◆ Exercise ◆
Extract each record and reproduce it exactly.

[begin Given data]

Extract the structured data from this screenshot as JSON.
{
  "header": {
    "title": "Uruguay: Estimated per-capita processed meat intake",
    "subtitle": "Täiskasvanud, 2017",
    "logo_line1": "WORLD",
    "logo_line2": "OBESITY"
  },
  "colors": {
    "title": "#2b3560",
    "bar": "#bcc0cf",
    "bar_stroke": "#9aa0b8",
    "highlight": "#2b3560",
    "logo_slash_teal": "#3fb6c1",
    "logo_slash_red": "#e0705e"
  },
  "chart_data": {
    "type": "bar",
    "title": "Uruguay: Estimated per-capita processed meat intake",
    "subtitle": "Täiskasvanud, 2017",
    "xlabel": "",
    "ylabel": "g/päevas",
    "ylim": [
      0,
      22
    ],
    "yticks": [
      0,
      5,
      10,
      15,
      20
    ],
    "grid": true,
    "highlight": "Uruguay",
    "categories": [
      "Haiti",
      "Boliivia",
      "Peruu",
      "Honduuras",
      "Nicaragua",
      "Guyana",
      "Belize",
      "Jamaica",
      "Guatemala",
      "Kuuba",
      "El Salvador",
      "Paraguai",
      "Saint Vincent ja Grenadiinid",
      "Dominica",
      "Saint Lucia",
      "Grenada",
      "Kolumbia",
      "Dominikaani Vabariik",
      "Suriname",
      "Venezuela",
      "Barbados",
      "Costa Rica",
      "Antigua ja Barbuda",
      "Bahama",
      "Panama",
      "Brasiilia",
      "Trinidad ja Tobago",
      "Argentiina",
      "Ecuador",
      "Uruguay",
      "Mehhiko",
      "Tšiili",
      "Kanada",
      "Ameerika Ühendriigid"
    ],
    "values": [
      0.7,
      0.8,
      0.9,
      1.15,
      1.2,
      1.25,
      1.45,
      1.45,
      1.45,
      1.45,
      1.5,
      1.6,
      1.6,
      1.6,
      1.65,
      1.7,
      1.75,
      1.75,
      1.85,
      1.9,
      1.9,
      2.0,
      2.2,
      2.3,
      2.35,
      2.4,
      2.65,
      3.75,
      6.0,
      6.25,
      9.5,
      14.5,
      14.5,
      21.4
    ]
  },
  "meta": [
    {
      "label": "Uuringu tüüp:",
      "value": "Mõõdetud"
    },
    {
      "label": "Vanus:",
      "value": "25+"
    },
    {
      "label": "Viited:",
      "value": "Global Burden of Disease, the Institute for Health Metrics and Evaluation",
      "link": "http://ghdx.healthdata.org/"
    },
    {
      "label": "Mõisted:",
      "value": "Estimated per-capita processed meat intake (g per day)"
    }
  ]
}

[end Given data]

◆ Solution to this task ◆
Extract the structured data from this screenshot as JSON.
{
  "header": {
    "title": "Uruguay: Estimated per-capita processed meat intake",
    "subtitle": "Täiskasvanud, 2017",
    "logo_line1": "WORLD",
    "logo_line2": "OBESITY"
  },
  "colors": {
    "title": "#2b3560",
    "bar": "#bcc0cf",
    "bar_stroke": "#9aa0b8",
    "highlight": "#2b3560",
    "logo_slash_teal": "#3fb6c1",
    "logo_slash_red": "#e0705e"
  },
  "chart_data": {
    "type": "bar",
    "title": "Uruguay: Estimated per-capita processed meat intake",
    "subtitle": "Täiskasvanud, 2017",
    "xlabel": "",
    "ylabel": "g/päevas",
    "ylim": [
      0,
      22
    ],
    "yticks": [
      0,
      5,
      10,
      15,
      20
    ],
    "grid": true,
    "highlight": "Uruguay",
    "categories": [
      "Haiti",
      "Boliivia",
      "Peruu",
      "Honduuras",
      "Nicaragua",
      "Guyana",
      "Belize",
      "Jamaica",
      "Guatemala",
      "Kuuba",
      "El Salvador",
      "Paraguai",
      "Saint Vincent ja Grenadiinid",
      "Dominica",
      "Saint Lucia",
      "Grenada",
      "Kolumbia",
      "Dominikaani Vabariik",
      "Suriname",
      "Venezuela",
      "Barbados",
      "Costa Rica",
      "Antigua ja Barbuda",
      "Bahama",
      "Panama",
      "Brasiilia",
      "Trinidad ja Tobago",
      "Argentiina",
      "Ecuador",
      "Uruguay",
      "Mehhiko",
      "Tšiili",
      "Kanada",
      "Ameerika Ühendriigid"
    ],
    "values": [
      0.7,
      0.8,
      0.9,
      1.15,
      1.2,
      1.25,
      1.45,
      1.45,
      1.45,
      1.45,
      1.5,
      1.6,
      1.6,
      1.6,
      1.65,
      1.7,
      1.75,
      1.75,
      1.85,
      1.9,
      1.9,
      2.0,
      2.2,
      2.3,
      2.35,
      2.4,
      2.65,
      3.75,
      6.0,
      6.25,
      9.5,
      14.5,
      14.5,
      21.4
    ]
  },
  "meta": [
    {
      "label": "Uuringu tüüp:",
      "value": "Mõõdetud"
    },
    {
      "label": "Vanus:",
      "value": "25+"
    },
    {
      "label": "Viited:",
      "value": "Global Burden of Disease, the Institute for Health Metrics and Evaluation",
      "link": "http://ghdx.healthdata.org/"
    },
    {
      "label": "Mõisted:",
      "value": "Estimated per-capita processed meat intake (g per day)"
    }
  ]
}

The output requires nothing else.